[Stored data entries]

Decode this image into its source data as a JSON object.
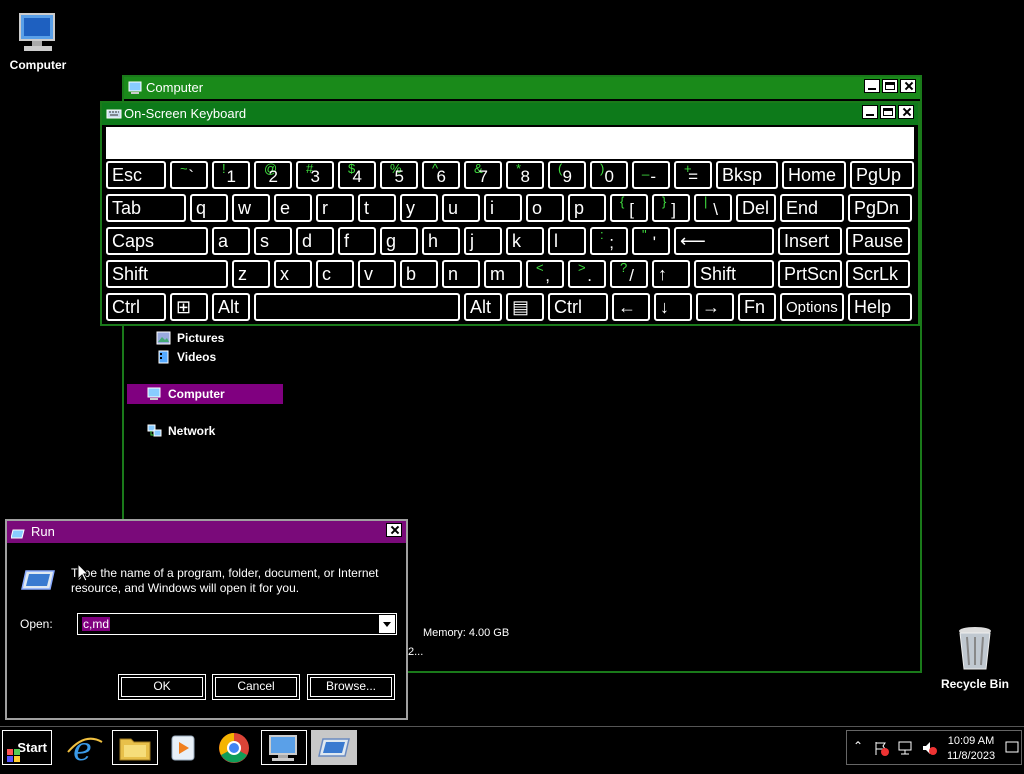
{
  "desktop": {
    "icons": [
      {
        "label": "Computer"
      },
      {
        "label": "Recycle Bin"
      }
    ]
  },
  "explorer": {
    "title": "Computer",
    "nav": {
      "pictures": "Pictures",
      "videos": "Videos",
      "computer": "Computer",
      "network": "Network"
    },
    "details": {
      "memory": "Memory: 4.00 GB",
      "partial": "2..."
    }
  },
  "osk": {
    "title": "On-Screen Keyboard",
    "rows": [
      [
        {
          "main": "Esc"
        },
        {
          "alt": "~",
          "main": "`"
        },
        {
          "alt": "!",
          "main": "1"
        },
        {
          "alt": "@",
          "main": "2"
        },
        {
          "alt": "#",
          "main": "3"
        },
        {
          "alt": "$",
          "main": "4"
        },
        {
          "alt": "%",
          "main": "5"
        },
        {
          "alt": "^",
          "main": "6"
        },
        {
          "alt": "&",
          "main": "7"
        },
        {
          "alt": "*",
          "main": "8"
        },
        {
          "alt": "(",
          "main": "9"
        },
        {
          "alt": ")",
          "main": "0"
        },
        {
          "alt": "_",
          "main": "-"
        },
        {
          "alt": "+",
          "main": "="
        },
        {
          "main": "Bksp"
        },
        {
          "main": "Home"
        },
        {
          "main": "PgUp"
        }
      ],
      [
        {
          "main": "Tab"
        },
        {
          "main": "q"
        },
        {
          "main": "w"
        },
        {
          "main": "e"
        },
        {
          "main": "r"
        },
        {
          "main": "t"
        },
        {
          "main": "y"
        },
        {
          "main": "u"
        },
        {
          "main": "i"
        },
        {
          "main": "o"
        },
        {
          "main": "p"
        },
        {
          "alt": "{",
          "main": "["
        },
        {
          "alt": "}",
          "main": "]"
        },
        {
          "alt": "|",
          "main": "\\"
        },
        {
          "main": "Del"
        },
        {
          "main": "End"
        },
        {
          "main": "PgDn"
        }
      ],
      [
        {
          "main": "Caps"
        },
        {
          "main": "a"
        },
        {
          "main": "s"
        },
        {
          "main": "d"
        },
        {
          "main": "f"
        },
        {
          "main": "g"
        },
        {
          "main": "h"
        },
        {
          "main": "j"
        },
        {
          "main": "k"
        },
        {
          "main": "l"
        },
        {
          "alt": ":",
          "main": ";"
        },
        {
          "alt": "\"",
          "main": "'"
        },
        {
          "main": "⟵"
        },
        {
          "main": "Insert"
        },
        {
          "main": "Pause"
        }
      ],
      [
        {
          "main": "Shift"
        },
        {
          "main": "z"
        },
        {
          "main": "x"
        },
        {
          "main": "c"
        },
        {
          "main": "v"
        },
        {
          "main": "b"
        },
        {
          "main": "n"
        },
        {
          "main": "m"
        },
        {
          "alt": "<",
          "main": ","
        },
        {
          "alt": ">",
          "main": "."
        },
        {
          "alt": "?",
          "main": "/"
        },
        {
          "main": "↑"
        },
        {
          "main": "Shift"
        },
        {
          "main": "PrtScn"
        },
        {
          "main": "ScrLk"
        }
      ],
      [
        {
          "main": "Ctrl"
        },
        {
          "main": "⊞"
        },
        {
          "main": "Alt"
        },
        {
          "main": ""
        },
        {
          "main": "Alt"
        },
        {
          "main": "▤"
        },
        {
          "main": "Ctrl"
        },
        {
          "main": "←"
        },
        {
          "main": "↓"
        },
        {
          "main": "→"
        },
        {
          "main": "Fn"
        },
        {
          "main": "Options"
        },
        {
          "main": "Help"
        }
      ]
    ]
  },
  "run": {
    "title": "Run",
    "description": "Type the name of a program, folder, document, or Internet resource, and Windows will open it for you.",
    "open_label": "Open:",
    "open_value": "c,md",
    "ok": "OK",
    "cancel": "Cancel",
    "browse": "Browse..."
  },
  "taskbar": {
    "start": "Start",
    "pinned": [
      "internet-explorer-icon",
      "file-explorer-icon",
      "media-player-icon",
      "chrome-icon",
      "computer-icon",
      "run-icon"
    ],
    "clock_time": "10:09 AM",
    "clock_date": "11/8/2023"
  },
  "colors": {
    "explorer_title": "#1a8a1a",
    "osk_title": "#0d7a1a",
    "run_title": "#7a0a7a",
    "selection": "#800080",
    "osk_alt_glyph": "#3fdd3f"
  }
}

§ **What the exercise asks**: Print the complete listing exactly, apart from any pictures.

§ **Result of the exercise**:
Decode this image into its source data as a JSON object.
{
  "desktop": {
    "icons": [
      {
        "label": "Computer"
      },
      {
        "label": "Recycle Bin"
      }
    ]
  },
  "explorer": {
    "title": "Computer",
    "nav": {
      "pictures": "Pictures",
      "videos": "Videos",
      "computer": "Computer",
      "network": "Network"
    },
    "details": {
      "memory": "Memory: 4.00 GB",
      "partial": "2..."
    }
  },
  "osk": {
    "title": "On-Screen Keyboard",
    "rows": [
      [
        {
          "main": "Esc"
        },
        {
          "alt": "~",
          "main": "`"
        },
        {
          "alt": "!",
          "main": "1"
        },
        {
          "alt": "@",
          "main": "2"
        },
        {
          "alt": "#",
          "main": "3"
        },
        {
          "alt": "$",
          "main": "4"
        },
        {
          "alt": "%",
          "main": "5"
        },
        {
          "alt": "^",
          "main": "6"
        },
        {
          "alt": "&",
          "main": "7"
        },
        {
          "alt": "*",
          "main": "8"
        },
        {
          "alt": "(",
          "main": "9"
        },
        {
          "alt": ")",
          "main": "0"
        },
        {
          "alt": "_",
          "main": "-"
        },
        {
          "alt": "+",
          "main": "="
        },
        {
          "main": "Bksp"
        },
        {
          "main": "Home"
        },
        {
          "main": "PgUp"
        }
      ],
      [
        {
          "main": "Tab"
        },
        {
          "main": "q"
        },
        {
          "main": "w"
        },
        {
          "main": "e"
        },
        {
          "main": "r"
        },
        {
          "main": "t"
        },
        {
          "main": "y"
        },
        {
          "main": "u"
        },
        {
          "main": "i"
        },
        {
          "main": "o"
        },
        {
          "main": "p"
        },
        {
          "alt": "{",
          "main": "["
        },
        {
          "alt": "}",
          "main": "]"
        },
        {
          "alt": "|",
          "main": "\\"
        },
        {
          "main": "Del"
        },
        {
          "main": "End"
        },
        {
          "main": "PgDn"
        }
      ],
      [
        {
          "main": "Caps"
        },
        {
          "main": "a"
        },
        {
          "main": "s"
        },
        {
          "main": "d"
        },
        {
          "main": "f"
        },
        {
          "main": "g"
        },
        {
          "main": "h"
        },
        {
          "main": "j"
        },
        {
          "main": "k"
        },
        {
          "main": "l"
        },
        {
          "alt": ":",
          "main": ";"
        },
        {
          "alt": "\"",
          "main": "'"
        },
        {
          "main": "⟵"
        },
        {
          "main": "Insert"
        },
        {
          "main": "Pause"
        }
      ],
      [
        {
          "main": "Shift"
        },
        {
          "main": "z"
        },
        {
          "main": "x"
        },
        {
          "main": "c"
        },
        {
          "main": "v"
        },
        {
          "main": "b"
        },
        {
          "main": "n"
        },
        {
          "main": "m"
        },
        {
          "alt": "<",
          "main": ","
        },
        {
          "alt": ">",
          "main": "."
        },
        {
          "alt": "?",
          "main": "/"
        },
        {
          "main": "↑"
        },
        {
          "main": "Shift"
        },
        {
          "main": "PrtScn"
        },
        {
          "main": "ScrLk"
        }
      ],
      [
        {
          "main": "Ctrl"
        },
        {
          "main": "⊞"
        },
        {
          "main": "Alt"
        },
        {
          "main": ""
        },
        {
          "main": "Alt"
        },
        {
          "main": "▤"
        },
        {
          "main": "Ctrl"
        },
        {
          "main": "←"
        },
        {
          "main": "↓"
        },
        {
          "main": "→"
        },
        {
          "main": "Fn"
        },
        {
          "main": "Options"
        },
        {
          "main": "Help"
        }
      ]
    ]
  },
  "run": {
    "title": "Run",
    "description": "Type the name of a program, folder, document, or Internet resource, and Windows will open it for you.",
    "open_label": "Open:",
    "open_value": "c,md",
    "ok": "OK",
    "cancel": "Cancel",
    "browse": "Browse..."
  },
  "taskbar": {
    "start": "Start",
    "pinned": [
      "internet-explorer-icon",
      "file-explorer-icon",
      "media-player-icon",
      "chrome-icon",
      "computer-icon",
      "run-icon"
    ],
    "clock_time": "10:09 AM",
    "clock_date": "11/8/2023"
  },
  "colors": {
    "explorer_title": "#1a8a1a",
    "osk_title": "#0d7a1a",
    "run_title": "#7a0a7a",
    "selection": "#800080",
    "osk_alt_glyph": "#3fdd3f"
  }
}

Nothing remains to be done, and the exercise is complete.